Available records

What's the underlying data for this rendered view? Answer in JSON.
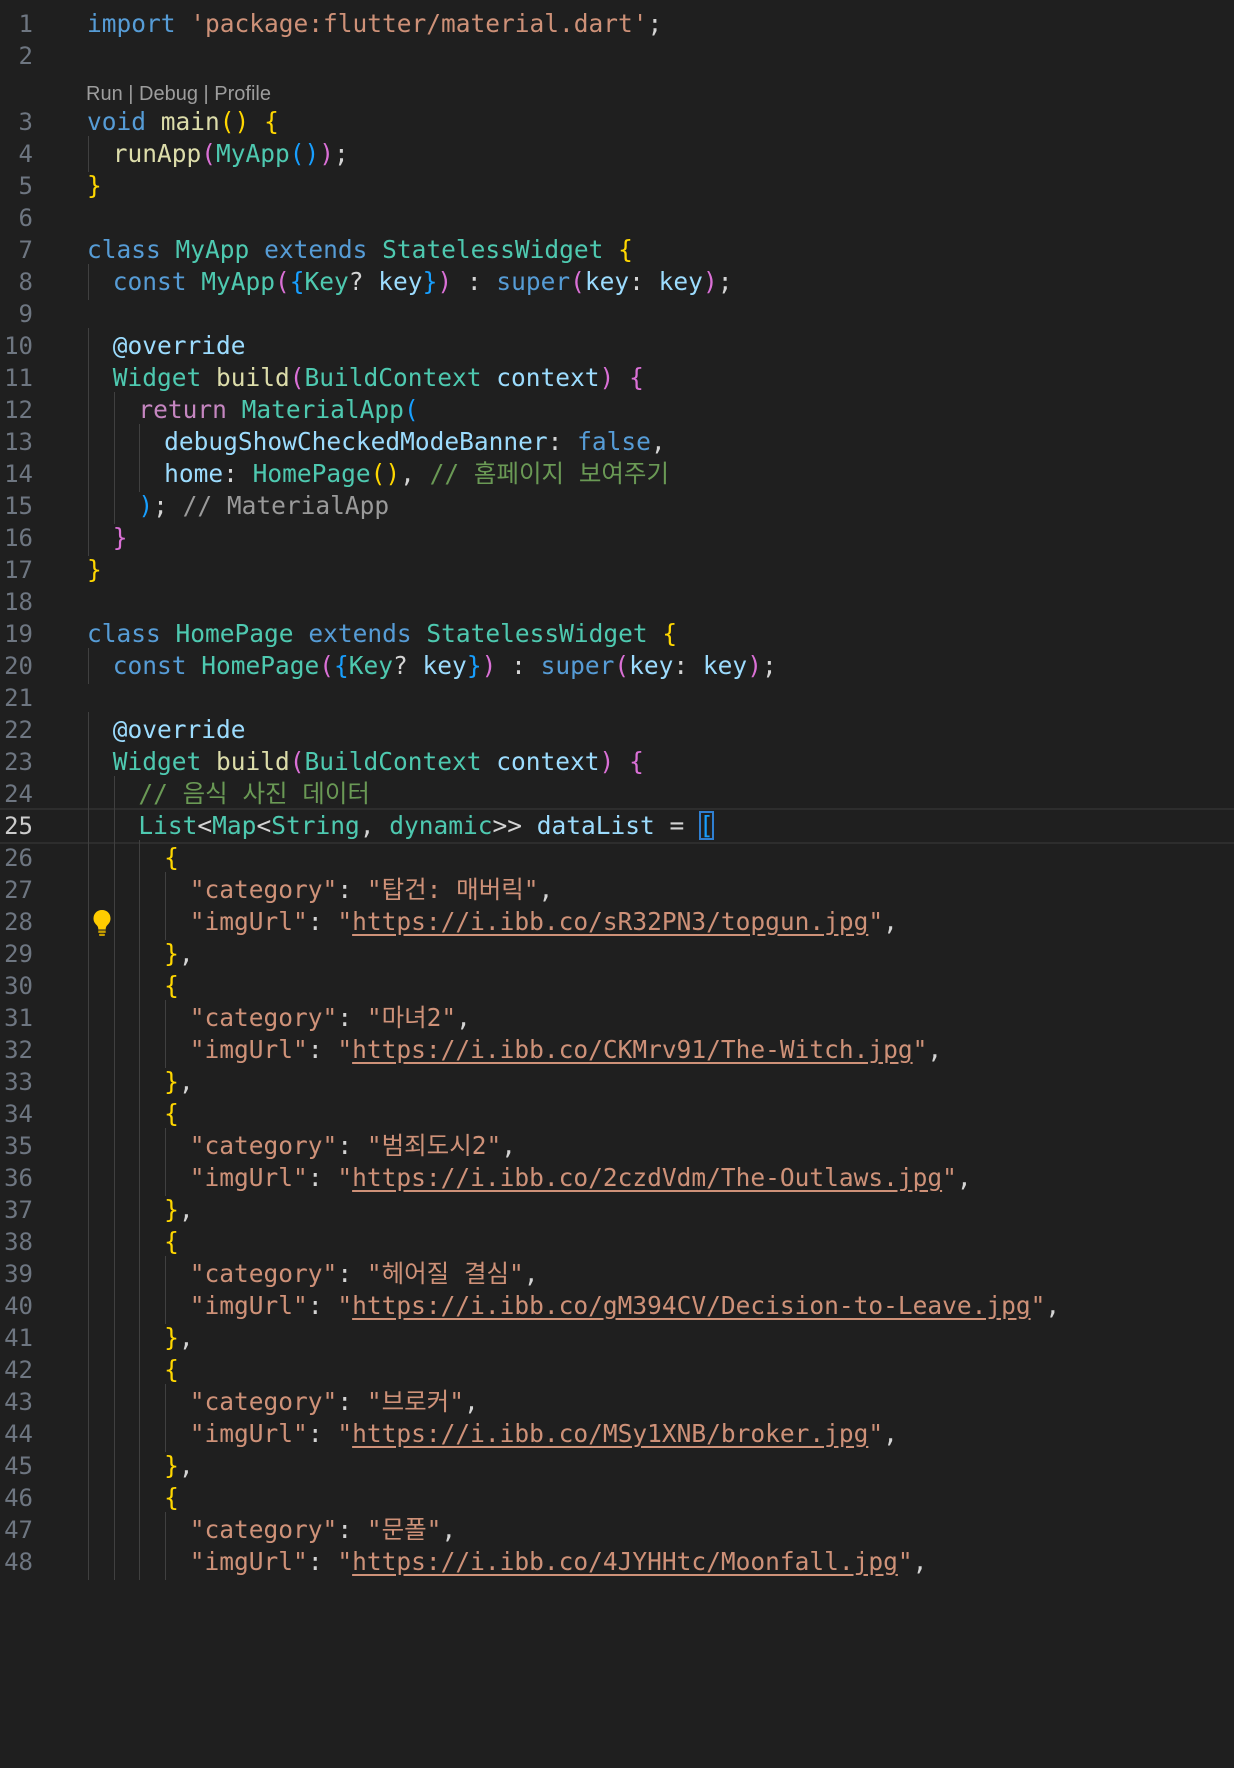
{
  "editor": {
    "codelens": {
      "run": "Run",
      "debug": "Debug",
      "profile": "Profile",
      "separator": " | "
    },
    "current_line": "25",
    "lines": [
      {
        "n": "1",
        "tokens": [
          {
            "c": "k",
            "t": "import"
          },
          {
            "c": "w",
            "t": " "
          },
          {
            "c": "s",
            "t": "'package:flutter/material.dart'"
          },
          {
            "c": "w",
            "t": ";"
          }
        ]
      },
      {
        "n": "2",
        "tokens": []
      },
      {
        "n": "3",
        "tokens": [
          {
            "c": "k",
            "t": "void"
          },
          {
            "c": "w",
            "t": " "
          },
          {
            "c": "f",
            "t": "main"
          },
          {
            "c": "y",
            "t": "()"
          },
          {
            "c": "w",
            "t": " "
          },
          {
            "c": "y",
            "t": "{"
          }
        ]
      },
      {
        "n": "4",
        "tokens": [
          {
            "c": "f",
            "t": "runApp"
          },
          {
            "c": "p",
            "t": "("
          },
          {
            "c": "t",
            "t": "MyApp"
          },
          {
            "c": "b",
            "t": "()"
          },
          {
            "c": "p",
            "t": ")"
          },
          {
            "c": "w",
            "t": ";"
          }
        ]
      },
      {
        "n": "5",
        "tokens": [
          {
            "c": "y",
            "t": "}"
          }
        ]
      },
      {
        "n": "6",
        "tokens": []
      },
      {
        "n": "7",
        "tokens": [
          {
            "c": "k",
            "t": "class"
          },
          {
            "c": "w",
            "t": " "
          },
          {
            "c": "t",
            "t": "MyApp"
          },
          {
            "c": "w",
            "t": " "
          },
          {
            "c": "k",
            "t": "extends"
          },
          {
            "c": "w",
            "t": " "
          },
          {
            "c": "t",
            "t": "StatelessWidget"
          },
          {
            "c": "w",
            "t": " "
          },
          {
            "c": "y",
            "t": "{"
          }
        ]
      },
      {
        "n": "8",
        "tokens": [
          {
            "c": "k",
            "t": "const"
          },
          {
            "c": "w",
            "t": " "
          },
          {
            "c": "t",
            "t": "MyApp"
          },
          {
            "c": "p",
            "t": "("
          },
          {
            "c": "b",
            "t": "{"
          },
          {
            "c": "t",
            "t": "Key"
          },
          {
            "c": "w",
            "t": "? "
          },
          {
            "c": "v",
            "t": "key"
          },
          {
            "c": "b",
            "t": "}"
          },
          {
            "c": "p",
            "t": ")"
          },
          {
            "c": "w",
            "t": " : "
          },
          {
            "c": "k",
            "t": "super"
          },
          {
            "c": "p",
            "t": "("
          },
          {
            "c": "v",
            "t": "key"
          },
          {
            "c": "w",
            "t": ": "
          },
          {
            "c": "v",
            "t": "key"
          },
          {
            "c": "p",
            "t": ")"
          },
          {
            "c": "w",
            "t": ";"
          }
        ]
      },
      {
        "n": "9",
        "tokens": []
      },
      {
        "n": "10",
        "tokens": [
          {
            "c": "v",
            "t": "@override"
          }
        ]
      },
      {
        "n": "11",
        "tokens": [
          {
            "c": "t",
            "t": "Widget"
          },
          {
            "c": "w",
            "t": " "
          },
          {
            "c": "f",
            "t": "build"
          },
          {
            "c": "p",
            "t": "("
          },
          {
            "c": "t",
            "t": "BuildContext"
          },
          {
            "c": "w",
            "t": " "
          },
          {
            "c": "v",
            "t": "context"
          },
          {
            "c": "p",
            "t": ")"
          },
          {
            "c": "w",
            "t": " "
          },
          {
            "c": "p",
            "t": "{"
          }
        ]
      },
      {
        "n": "12",
        "tokens": [
          {
            "c": "kc",
            "t": "return"
          },
          {
            "c": "w",
            "t": " "
          },
          {
            "c": "t",
            "t": "MaterialApp"
          },
          {
            "c": "b",
            "t": "("
          }
        ]
      },
      {
        "n": "13",
        "tokens": [
          {
            "c": "v",
            "t": "debugShowCheckedModeBanner"
          },
          {
            "c": "w",
            "t": ": "
          },
          {
            "c": "k",
            "t": "false"
          },
          {
            "c": "w",
            "t": ","
          }
        ]
      },
      {
        "n": "14",
        "tokens": [
          {
            "c": "v",
            "t": "home"
          },
          {
            "c": "w",
            "t": ": "
          },
          {
            "c": "t",
            "t": "HomePage"
          },
          {
            "c": "y",
            "t": "()"
          },
          {
            "c": "w",
            "t": ", "
          },
          {
            "c": "c",
            "t": "// 홈페이지 보여주기"
          }
        ]
      },
      {
        "n": "15",
        "tokens": [
          {
            "c": "b",
            "t": ")"
          },
          {
            "c": "w",
            "t": "; "
          },
          {
            "c": "cg",
            "t": "// MaterialApp"
          }
        ]
      },
      {
        "n": "16",
        "tokens": [
          {
            "c": "p",
            "t": "}"
          }
        ]
      },
      {
        "n": "17",
        "tokens": [
          {
            "c": "y",
            "t": "}"
          }
        ]
      },
      {
        "n": "18",
        "tokens": []
      },
      {
        "n": "19",
        "tokens": [
          {
            "c": "k",
            "t": "class"
          },
          {
            "c": "w",
            "t": " "
          },
          {
            "c": "t",
            "t": "HomePage"
          },
          {
            "c": "w",
            "t": " "
          },
          {
            "c": "k",
            "t": "extends"
          },
          {
            "c": "w",
            "t": " "
          },
          {
            "c": "t",
            "t": "StatelessWidget"
          },
          {
            "c": "w",
            "t": " "
          },
          {
            "c": "y",
            "t": "{"
          }
        ]
      },
      {
        "n": "20",
        "tokens": [
          {
            "c": "k",
            "t": "const"
          },
          {
            "c": "w",
            "t": " "
          },
          {
            "c": "t",
            "t": "HomePage"
          },
          {
            "c": "p",
            "t": "("
          },
          {
            "c": "b",
            "t": "{"
          },
          {
            "c": "t",
            "t": "Key"
          },
          {
            "c": "w",
            "t": "? "
          },
          {
            "c": "v",
            "t": "key"
          },
          {
            "c": "b",
            "t": "}"
          },
          {
            "c": "p",
            "t": ")"
          },
          {
            "c": "w",
            "t": " : "
          },
          {
            "c": "k",
            "t": "super"
          },
          {
            "c": "p",
            "t": "("
          },
          {
            "c": "v",
            "t": "key"
          },
          {
            "c": "w",
            "t": ": "
          },
          {
            "c": "v",
            "t": "key"
          },
          {
            "c": "p",
            "t": ")"
          },
          {
            "c": "w",
            "t": ";"
          }
        ]
      },
      {
        "n": "21",
        "tokens": []
      },
      {
        "n": "22",
        "tokens": [
          {
            "c": "v",
            "t": "@override"
          }
        ]
      },
      {
        "n": "23",
        "tokens": [
          {
            "c": "t",
            "t": "Widget"
          },
          {
            "c": "w",
            "t": " "
          },
          {
            "c": "f",
            "t": "build"
          },
          {
            "c": "p",
            "t": "("
          },
          {
            "c": "t",
            "t": "BuildContext"
          },
          {
            "c": "w",
            "t": " "
          },
          {
            "c": "v",
            "t": "context"
          },
          {
            "c": "p",
            "t": ")"
          },
          {
            "c": "w",
            "t": " "
          },
          {
            "c": "p",
            "t": "{"
          }
        ]
      },
      {
        "n": "24",
        "tokens": [
          {
            "c": "c",
            "t": "// 음식 사진 데이터"
          }
        ]
      },
      {
        "n": "25",
        "tokens": [
          {
            "c": "t",
            "t": "List"
          },
          {
            "c": "w",
            "t": "<"
          },
          {
            "c": "t",
            "t": "Map"
          },
          {
            "c": "w",
            "t": "<"
          },
          {
            "c": "t",
            "t": "String"
          },
          {
            "c": "w",
            "t": ", "
          },
          {
            "c": "t",
            "t": "dynamic"
          },
          {
            "c": "w",
            "t": ">> "
          },
          {
            "c": "v",
            "t": "dataList"
          },
          {
            "c": "w",
            "t": " = "
          },
          {
            "c": "b",
            "t": "[",
            "cursor": true
          }
        ]
      },
      {
        "n": "26",
        "tokens": [
          {
            "c": "y",
            "t": "{"
          }
        ]
      },
      {
        "n": "27",
        "tokens": [
          {
            "c": "s",
            "t": "\"category\""
          },
          {
            "c": "w",
            "t": ": "
          },
          {
            "c": "s",
            "t": "\"탑건: 매버릭\""
          },
          {
            "c": "w",
            "t": ","
          }
        ]
      },
      {
        "n": "28",
        "tokens": [
          {
            "c": "s",
            "t": "\"imgUrl\""
          },
          {
            "c": "w",
            "t": ": "
          },
          {
            "c": "s",
            "t": "\""
          },
          {
            "c": "u",
            "t": "https://i.ibb.co/sR32PN3/topgun.jpg"
          },
          {
            "c": "s",
            "t": "\""
          },
          {
            "c": "w",
            "t": ","
          }
        ]
      },
      {
        "n": "29",
        "tokens": [
          {
            "c": "y",
            "t": "}"
          },
          {
            "c": "w",
            "t": ","
          }
        ]
      },
      {
        "n": "30",
        "tokens": [
          {
            "c": "y",
            "t": "{"
          }
        ]
      },
      {
        "n": "31",
        "tokens": [
          {
            "c": "s",
            "t": "\"category\""
          },
          {
            "c": "w",
            "t": ": "
          },
          {
            "c": "s",
            "t": "\"마녀2\""
          },
          {
            "c": "w",
            "t": ","
          }
        ]
      },
      {
        "n": "32",
        "tokens": [
          {
            "c": "s",
            "t": "\"imgUrl\""
          },
          {
            "c": "w",
            "t": ": "
          },
          {
            "c": "s",
            "t": "\""
          },
          {
            "c": "u",
            "t": "https://i.ibb.co/CKMrv91/The-Witch.jpg"
          },
          {
            "c": "s",
            "t": "\""
          },
          {
            "c": "w",
            "t": ","
          }
        ]
      },
      {
        "n": "33",
        "tokens": [
          {
            "c": "y",
            "t": "}"
          },
          {
            "c": "w",
            "t": ","
          }
        ]
      },
      {
        "n": "34",
        "tokens": [
          {
            "c": "y",
            "t": "{"
          }
        ]
      },
      {
        "n": "35",
        "tokens": [
          {
            "c": "s",
            "t": "\"category\""
          },
          {
            "c": "w",
            "t": ": "
          },
          {
            "c": "s",
            "t": "\"범죄도시2\""
          },
          {
            "c": "w",
            "t": ","
          }
        ]
      },
      {
        "n": "36",
        "tokens": [
          {
            "c": "s",
            "t": "\"imgUrl\""
          },
          {
            "c": "w",
            "t": ": "
          },
          {
            "c": "s",
            "t": "\""
          },
          {
            "c": "u",
            "t": "https://i.ibb.co/2czdVdm/The-Outlaws.jpg"
          },
          {
            "c": "s",
            "t": "\""
          },
          {
            "c": "w",
            "t": ","
          }
        ]
      },
      {
        "n": "37",
        "tokens": [
          {
            "c": "y",
            "t": "}"
          },
          {
            "c": "w",
            "t": ","
          }
        ]
      },
      {
        "n": "38",
        "tokens": [
          {
            "c": "y",
            "t": "{"
          }
        ]
      },
      {
        "n": "39",
        "tokens": [
          {
            "c": "s",
            "t": "\"category\""
          },
          {
            "c": "w",
            "t": ": "
          },
          {
            "c": "s",
            "t": "\"헤어질 결심\""
          },
          {
            "c": "w",
            "t": ","
          }
        ]
      },
      {
        "n": "40",
        "tokens": [
          {
            "c": "s",
            "t": "\"imgUrl\""
          },
          {
            "c": "w",
            "t": ": "
          },
          {
            "c": "s",
            "t": "\""
          },
          {
            "c": "u",
            "t": "https://i.ibb.co/gM394CV/Decision-to-Leave.jpg"
          },
          {
            "c": "s",
            "t": "\""
          },
          {
            "c": "w",
            "t": ","
          }
        ]
      },
      {
        "n": "41",
        "tokens": [
          {
            "c": "y",
            "t": "}"
          },
          {
            "c": "w",
            "t": ","
          }
        ]
      },
      {
        "n": "42",
        "tokens": [
          {
            "c": "y",
            "t": "{"
          }
        ]
      },
      {
        "n": "43",
        "tokens": [
          {
            "c": "s",
            "t": "\"category\""
          },
          {
            "c": "w",
            "t": ": "
          },
          {
            "c": "s",
            "t": "\"브로커\""
          },
          {
            "c": "w",
            "t": ","
          }
        ]
      },
      {
        "n": "44",
        "tokens": [
          {
            "c": "s",
            "t": "\"imgUrl\""
          },
          {
            "c": "w",
            "t": ": "
          },
          {
            "c": "s",
            "t": "\""
          },
          {
            "c": "u",
            "t": "https://i.ibb.co/MSy1XNB/broker.jpg"
          },
          {
            "c": "s",
            "t": "\""
          },
          {
            "c": "w",
            "t": ","
          }
        ]
      },
      {
        "n": "45",
        "tokens": [
          {
            "c": "y",
            "t": "}"
          },
          {
            "c": "w",
            "t": ","
          }
        ]
      },
      {
        "n": "46",
        "tokens": [
          {
            "c": "y",
            "t": "{"
          }
        ]
      },
      {
        "n": "47",
        "tokens": [
          {
            "c": "s",
            "t": "\"category\""
          },
          {
            "c": "w",
            "t": ": "
          },
          {
            "c": "s",
            "t": "\"문폴\""
          },
          {
            "c": "w",
            "t": ","
          }
        ]
      },
      {
        "n": "48",
        "tokens": [
          {
            "c": "s",
            "t": "\"imgUrl\""
          },
          {
            "c": "w",
            "t": ": "
          },
          {
            "c": "s",
            "t": "\""
          },
          {
            "c": "u",
            "t": "https://i.ibb.co/4JYHHtc/Moonfall.jpg"
          },
          {
            "c": "s",
            "t": "\""
          },
          {
            "c": "w",
            "t": ","
          }
        ]
      }
    ]
  }
}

Given instruction
Filter the listing above by the word "https"; copy each line that passes.

Output for this task
            "t": "https://i.ibb.co/sR32PN3/topgun.jpg"
            "t": "https://i.ibb.co/CKMrv91/The-Witch.jpg"
            "t": "https://i.ibb.co/2czdVdm/The-Outlaws.jpg"
            "t": "https://i.ibb.co/gM394CV/Decision-to-Leave.jpg"
            "t": "https://i.ibb.co/MSy1XNB/broker.jpg"
            "t": "https://i.ibb.co/4JYHHtc/Moonfall.jpg"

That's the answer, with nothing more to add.